• EXERCISE BRIEF: Find the lines holding the word "husband" and collect them.

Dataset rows
---

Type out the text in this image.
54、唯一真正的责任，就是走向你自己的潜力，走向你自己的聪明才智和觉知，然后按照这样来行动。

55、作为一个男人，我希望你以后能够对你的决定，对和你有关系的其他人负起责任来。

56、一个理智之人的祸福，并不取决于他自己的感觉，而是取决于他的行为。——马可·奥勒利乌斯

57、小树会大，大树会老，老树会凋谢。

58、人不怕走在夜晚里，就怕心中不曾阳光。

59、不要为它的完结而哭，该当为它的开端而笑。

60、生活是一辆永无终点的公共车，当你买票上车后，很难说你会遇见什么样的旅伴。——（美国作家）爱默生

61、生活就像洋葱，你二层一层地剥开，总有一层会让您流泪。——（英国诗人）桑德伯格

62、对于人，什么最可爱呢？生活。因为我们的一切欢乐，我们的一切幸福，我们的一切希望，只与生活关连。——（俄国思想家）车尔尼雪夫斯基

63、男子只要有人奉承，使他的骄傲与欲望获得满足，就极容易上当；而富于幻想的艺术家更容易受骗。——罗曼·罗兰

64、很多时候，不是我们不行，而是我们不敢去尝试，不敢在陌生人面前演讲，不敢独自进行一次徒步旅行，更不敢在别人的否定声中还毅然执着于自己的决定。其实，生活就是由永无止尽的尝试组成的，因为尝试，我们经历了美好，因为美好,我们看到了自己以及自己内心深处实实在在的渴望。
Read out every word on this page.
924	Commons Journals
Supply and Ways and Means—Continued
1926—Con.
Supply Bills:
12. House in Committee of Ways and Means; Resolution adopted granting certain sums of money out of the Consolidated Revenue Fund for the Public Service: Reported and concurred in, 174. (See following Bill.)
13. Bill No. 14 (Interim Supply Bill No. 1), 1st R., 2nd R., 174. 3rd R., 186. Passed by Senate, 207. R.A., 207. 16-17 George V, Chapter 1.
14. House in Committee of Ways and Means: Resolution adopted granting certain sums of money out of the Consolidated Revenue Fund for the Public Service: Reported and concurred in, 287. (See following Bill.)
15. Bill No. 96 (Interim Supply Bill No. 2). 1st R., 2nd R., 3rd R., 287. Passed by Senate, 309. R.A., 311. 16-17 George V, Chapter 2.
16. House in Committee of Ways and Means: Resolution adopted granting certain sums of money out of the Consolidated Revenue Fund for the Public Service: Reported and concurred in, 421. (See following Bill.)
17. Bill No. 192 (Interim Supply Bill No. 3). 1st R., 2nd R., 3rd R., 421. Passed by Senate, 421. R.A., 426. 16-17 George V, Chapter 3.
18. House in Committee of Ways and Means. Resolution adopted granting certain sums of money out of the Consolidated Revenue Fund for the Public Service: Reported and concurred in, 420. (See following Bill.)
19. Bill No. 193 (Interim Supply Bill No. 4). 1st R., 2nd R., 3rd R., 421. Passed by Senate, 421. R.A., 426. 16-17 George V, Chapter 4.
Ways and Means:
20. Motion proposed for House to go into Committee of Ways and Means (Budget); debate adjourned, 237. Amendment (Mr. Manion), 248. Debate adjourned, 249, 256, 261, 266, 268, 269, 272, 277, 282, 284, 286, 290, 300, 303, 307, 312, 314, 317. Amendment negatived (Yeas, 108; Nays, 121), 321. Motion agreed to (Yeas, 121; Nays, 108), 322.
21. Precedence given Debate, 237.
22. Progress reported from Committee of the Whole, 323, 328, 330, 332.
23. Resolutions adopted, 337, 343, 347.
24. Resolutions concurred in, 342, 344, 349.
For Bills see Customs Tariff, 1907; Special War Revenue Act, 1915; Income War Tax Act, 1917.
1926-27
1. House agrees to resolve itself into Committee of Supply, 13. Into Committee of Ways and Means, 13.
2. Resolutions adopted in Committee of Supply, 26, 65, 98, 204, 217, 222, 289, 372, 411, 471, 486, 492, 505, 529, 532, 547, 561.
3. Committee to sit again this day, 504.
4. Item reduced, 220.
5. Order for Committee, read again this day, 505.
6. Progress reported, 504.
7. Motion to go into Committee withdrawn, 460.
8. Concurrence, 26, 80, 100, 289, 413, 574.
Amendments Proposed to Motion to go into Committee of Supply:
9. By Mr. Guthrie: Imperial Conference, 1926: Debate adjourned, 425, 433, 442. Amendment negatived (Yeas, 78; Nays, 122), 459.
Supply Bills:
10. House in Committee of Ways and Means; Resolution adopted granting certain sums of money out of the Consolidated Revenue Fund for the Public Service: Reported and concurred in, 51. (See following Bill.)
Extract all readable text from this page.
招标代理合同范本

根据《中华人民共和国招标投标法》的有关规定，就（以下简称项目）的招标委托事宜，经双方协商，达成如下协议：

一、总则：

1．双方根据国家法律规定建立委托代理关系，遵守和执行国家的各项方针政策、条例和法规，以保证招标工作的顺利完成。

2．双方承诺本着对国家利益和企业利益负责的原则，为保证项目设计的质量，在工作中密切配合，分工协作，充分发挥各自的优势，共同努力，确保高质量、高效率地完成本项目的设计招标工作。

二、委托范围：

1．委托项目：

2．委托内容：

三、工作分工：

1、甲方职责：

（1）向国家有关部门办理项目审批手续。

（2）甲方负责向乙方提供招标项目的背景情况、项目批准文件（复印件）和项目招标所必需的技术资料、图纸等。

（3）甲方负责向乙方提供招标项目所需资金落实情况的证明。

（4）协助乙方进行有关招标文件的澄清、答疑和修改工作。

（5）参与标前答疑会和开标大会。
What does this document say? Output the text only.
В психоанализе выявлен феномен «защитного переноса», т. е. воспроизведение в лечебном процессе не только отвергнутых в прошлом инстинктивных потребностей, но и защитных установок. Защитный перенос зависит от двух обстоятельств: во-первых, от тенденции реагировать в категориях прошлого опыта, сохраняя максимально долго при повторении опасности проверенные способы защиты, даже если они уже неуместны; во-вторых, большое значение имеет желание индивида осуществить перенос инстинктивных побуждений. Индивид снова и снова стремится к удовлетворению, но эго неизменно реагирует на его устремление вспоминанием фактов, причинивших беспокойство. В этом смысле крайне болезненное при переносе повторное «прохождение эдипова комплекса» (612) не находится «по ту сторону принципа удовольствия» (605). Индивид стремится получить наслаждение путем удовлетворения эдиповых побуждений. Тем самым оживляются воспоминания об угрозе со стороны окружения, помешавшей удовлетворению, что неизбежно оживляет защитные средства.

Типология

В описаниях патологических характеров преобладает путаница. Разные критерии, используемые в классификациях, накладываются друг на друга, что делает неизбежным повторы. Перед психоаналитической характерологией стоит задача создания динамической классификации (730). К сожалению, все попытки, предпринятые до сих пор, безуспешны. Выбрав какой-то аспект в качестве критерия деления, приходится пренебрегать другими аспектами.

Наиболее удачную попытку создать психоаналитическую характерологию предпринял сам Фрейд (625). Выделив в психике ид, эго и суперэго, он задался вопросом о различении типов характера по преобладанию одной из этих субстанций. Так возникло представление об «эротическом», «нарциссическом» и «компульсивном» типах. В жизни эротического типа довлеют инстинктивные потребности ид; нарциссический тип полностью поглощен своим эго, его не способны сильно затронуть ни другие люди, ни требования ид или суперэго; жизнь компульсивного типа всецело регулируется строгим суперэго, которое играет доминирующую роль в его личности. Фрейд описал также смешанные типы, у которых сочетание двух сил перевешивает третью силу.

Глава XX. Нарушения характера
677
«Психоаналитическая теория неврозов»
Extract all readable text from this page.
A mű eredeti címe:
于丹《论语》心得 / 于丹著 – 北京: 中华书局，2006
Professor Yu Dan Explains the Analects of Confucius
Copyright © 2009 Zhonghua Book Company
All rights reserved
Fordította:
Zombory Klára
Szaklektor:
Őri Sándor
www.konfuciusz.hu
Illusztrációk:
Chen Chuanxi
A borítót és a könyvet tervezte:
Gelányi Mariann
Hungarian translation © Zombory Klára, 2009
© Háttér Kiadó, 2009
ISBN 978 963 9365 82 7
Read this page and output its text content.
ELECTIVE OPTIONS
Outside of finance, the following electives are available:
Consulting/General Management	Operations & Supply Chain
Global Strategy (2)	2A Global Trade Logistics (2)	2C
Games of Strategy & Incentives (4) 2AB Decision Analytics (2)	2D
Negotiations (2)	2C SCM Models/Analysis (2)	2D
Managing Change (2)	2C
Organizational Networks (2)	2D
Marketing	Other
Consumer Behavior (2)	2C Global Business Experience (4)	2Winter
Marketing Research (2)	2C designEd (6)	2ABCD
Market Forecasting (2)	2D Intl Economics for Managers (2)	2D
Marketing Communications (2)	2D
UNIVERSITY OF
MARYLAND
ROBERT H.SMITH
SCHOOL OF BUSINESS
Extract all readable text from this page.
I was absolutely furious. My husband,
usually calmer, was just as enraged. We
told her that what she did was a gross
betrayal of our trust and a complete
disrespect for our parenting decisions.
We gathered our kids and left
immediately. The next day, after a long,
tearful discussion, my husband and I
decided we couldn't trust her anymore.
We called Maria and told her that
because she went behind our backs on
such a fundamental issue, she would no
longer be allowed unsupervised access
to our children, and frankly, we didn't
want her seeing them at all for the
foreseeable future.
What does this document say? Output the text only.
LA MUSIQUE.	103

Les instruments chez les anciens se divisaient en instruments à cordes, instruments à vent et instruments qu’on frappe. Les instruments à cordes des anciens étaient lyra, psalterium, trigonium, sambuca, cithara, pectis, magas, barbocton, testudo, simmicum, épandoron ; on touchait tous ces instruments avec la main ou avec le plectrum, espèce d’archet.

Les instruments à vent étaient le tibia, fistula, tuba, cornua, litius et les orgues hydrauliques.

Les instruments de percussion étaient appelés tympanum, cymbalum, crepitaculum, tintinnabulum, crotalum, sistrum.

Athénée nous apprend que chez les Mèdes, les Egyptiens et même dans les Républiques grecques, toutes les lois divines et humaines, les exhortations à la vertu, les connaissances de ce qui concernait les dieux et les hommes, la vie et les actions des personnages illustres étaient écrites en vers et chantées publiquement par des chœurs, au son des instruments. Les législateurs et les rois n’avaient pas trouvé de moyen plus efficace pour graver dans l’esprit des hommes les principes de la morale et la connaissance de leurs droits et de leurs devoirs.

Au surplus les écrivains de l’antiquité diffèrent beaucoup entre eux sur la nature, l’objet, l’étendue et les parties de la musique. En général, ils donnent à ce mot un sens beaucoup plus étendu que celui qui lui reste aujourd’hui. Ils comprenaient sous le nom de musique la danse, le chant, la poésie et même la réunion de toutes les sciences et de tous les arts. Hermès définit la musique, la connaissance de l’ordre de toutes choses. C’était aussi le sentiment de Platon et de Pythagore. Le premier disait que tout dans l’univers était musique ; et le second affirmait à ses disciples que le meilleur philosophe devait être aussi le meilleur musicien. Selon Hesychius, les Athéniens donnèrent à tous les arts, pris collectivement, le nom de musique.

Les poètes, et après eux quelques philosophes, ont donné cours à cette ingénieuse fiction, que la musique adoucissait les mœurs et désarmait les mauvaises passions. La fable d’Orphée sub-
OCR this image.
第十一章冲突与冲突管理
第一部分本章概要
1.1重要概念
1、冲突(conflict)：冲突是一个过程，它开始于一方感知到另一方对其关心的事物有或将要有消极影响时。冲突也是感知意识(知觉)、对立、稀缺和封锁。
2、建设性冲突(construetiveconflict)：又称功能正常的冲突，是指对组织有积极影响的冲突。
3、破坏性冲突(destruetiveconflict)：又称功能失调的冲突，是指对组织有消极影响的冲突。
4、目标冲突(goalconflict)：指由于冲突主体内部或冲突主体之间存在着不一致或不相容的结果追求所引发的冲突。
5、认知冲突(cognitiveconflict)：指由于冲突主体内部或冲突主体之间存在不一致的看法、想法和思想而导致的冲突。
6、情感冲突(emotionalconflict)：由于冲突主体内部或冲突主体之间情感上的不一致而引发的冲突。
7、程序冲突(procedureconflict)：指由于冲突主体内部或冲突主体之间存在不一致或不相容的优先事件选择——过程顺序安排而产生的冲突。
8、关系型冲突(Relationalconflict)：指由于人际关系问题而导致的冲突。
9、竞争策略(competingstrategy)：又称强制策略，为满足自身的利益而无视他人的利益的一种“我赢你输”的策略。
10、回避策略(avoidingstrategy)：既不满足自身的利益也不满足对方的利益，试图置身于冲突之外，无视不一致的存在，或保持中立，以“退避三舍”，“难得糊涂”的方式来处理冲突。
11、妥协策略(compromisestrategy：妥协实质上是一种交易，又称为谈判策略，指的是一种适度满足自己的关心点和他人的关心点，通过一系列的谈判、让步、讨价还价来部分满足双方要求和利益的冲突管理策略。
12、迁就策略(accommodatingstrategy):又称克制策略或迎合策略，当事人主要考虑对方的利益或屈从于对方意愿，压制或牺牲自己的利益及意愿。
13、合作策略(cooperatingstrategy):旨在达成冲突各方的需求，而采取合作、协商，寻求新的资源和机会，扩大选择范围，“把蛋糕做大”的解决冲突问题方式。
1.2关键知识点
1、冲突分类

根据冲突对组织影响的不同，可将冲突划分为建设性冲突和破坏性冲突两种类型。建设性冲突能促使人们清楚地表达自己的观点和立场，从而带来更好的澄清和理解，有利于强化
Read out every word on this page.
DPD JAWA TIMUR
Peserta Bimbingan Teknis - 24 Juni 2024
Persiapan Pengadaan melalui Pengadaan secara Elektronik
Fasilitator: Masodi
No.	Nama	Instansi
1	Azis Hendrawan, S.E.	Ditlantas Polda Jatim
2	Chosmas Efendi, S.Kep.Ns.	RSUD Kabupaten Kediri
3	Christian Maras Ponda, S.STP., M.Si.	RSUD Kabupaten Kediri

---

• ANSWER TO THIS TASK:
I was absolutely furious. My husband,
tearful discussion, my husband and I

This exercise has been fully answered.